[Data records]
____________

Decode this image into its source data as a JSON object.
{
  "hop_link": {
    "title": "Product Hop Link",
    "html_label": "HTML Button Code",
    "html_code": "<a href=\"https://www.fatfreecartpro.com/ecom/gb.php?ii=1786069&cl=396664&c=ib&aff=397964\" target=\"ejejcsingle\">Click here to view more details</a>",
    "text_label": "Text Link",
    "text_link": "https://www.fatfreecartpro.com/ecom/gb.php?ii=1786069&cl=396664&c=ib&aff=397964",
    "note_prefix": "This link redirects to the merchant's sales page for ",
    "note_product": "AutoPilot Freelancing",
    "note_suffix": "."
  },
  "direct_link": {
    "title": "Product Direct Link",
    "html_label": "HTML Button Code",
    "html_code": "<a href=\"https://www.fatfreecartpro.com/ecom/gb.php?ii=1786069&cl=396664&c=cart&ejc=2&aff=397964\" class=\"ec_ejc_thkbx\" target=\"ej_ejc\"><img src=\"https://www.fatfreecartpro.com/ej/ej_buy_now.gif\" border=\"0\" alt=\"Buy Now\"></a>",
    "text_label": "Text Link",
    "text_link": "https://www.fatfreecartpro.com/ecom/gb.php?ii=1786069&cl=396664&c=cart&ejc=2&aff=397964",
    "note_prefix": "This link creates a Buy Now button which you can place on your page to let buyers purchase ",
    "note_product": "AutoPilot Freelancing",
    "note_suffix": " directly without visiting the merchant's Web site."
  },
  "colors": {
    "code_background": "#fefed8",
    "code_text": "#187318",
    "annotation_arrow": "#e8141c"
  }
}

____________

### PROBLEM DETAILS
Transcribe all of the entries without altering anything.

### EXERCISE RESPONSE
Decode this image into its source data as a JSON object.
{
  "hop_link": {
    "title": "Product Hop Link",
    "html_label": "HTML Button Code",
    "html_code": "<a href=\"https://www.fatfreecartpro.com/ecom/gb.php?ii=1786069&cl=396664&c=ib&aff=397964\" target=\"ejejcsingle\">Click here to view more details</a>",
    "text_label": "Text Link",
    "text_link": "https://www.fatfreecartpro.com/ecom/gb.php?ii=1786069&cl=396664&c=ib&aff=397964",
    "note_prefix": "This link redirects to the merchant's sales page for ",
    "note_product": "AutoPilot Freelancing",
    "note_suffix": "."
  },
  "direct_link": {
    "title": "Product Direct Link",
    "html_label": "HTML Button Code",
    "html_code": "<a href=\"https://www.fatfreecartpro.com/ecom/gb.php?ii=1786069&cl=396664&c=cart&ejc=2&aff=397964\" class=\"ec_ejc_thkbx\" target=\"ej_ejc\"><img src=\"https://www.fatfreecartpro.com/ej/ej_buy_now.gif\" border=\"0\" alt=\"Buy Now\"></a>",
    "text_label": "Text Link",
    "text_link": "https://www.fatfreecartpro.com/ecom/gb.php?ii=1786069&cl=396664&c=cart&ejc=2&aff=397964",
    "note_prefix": "This link creates a Buy Now button which you can place on your page to let buyers purchase ",
    "note_product": "AutoPilot Freelancing",
    "note_suffix": " directly without visiting the merchant's Web site."
  },
  "colors": {
    "code_background": "#fefed8",
    "code_text": "#187318",
    "annotation_arrow": "#e8141c"
  }
}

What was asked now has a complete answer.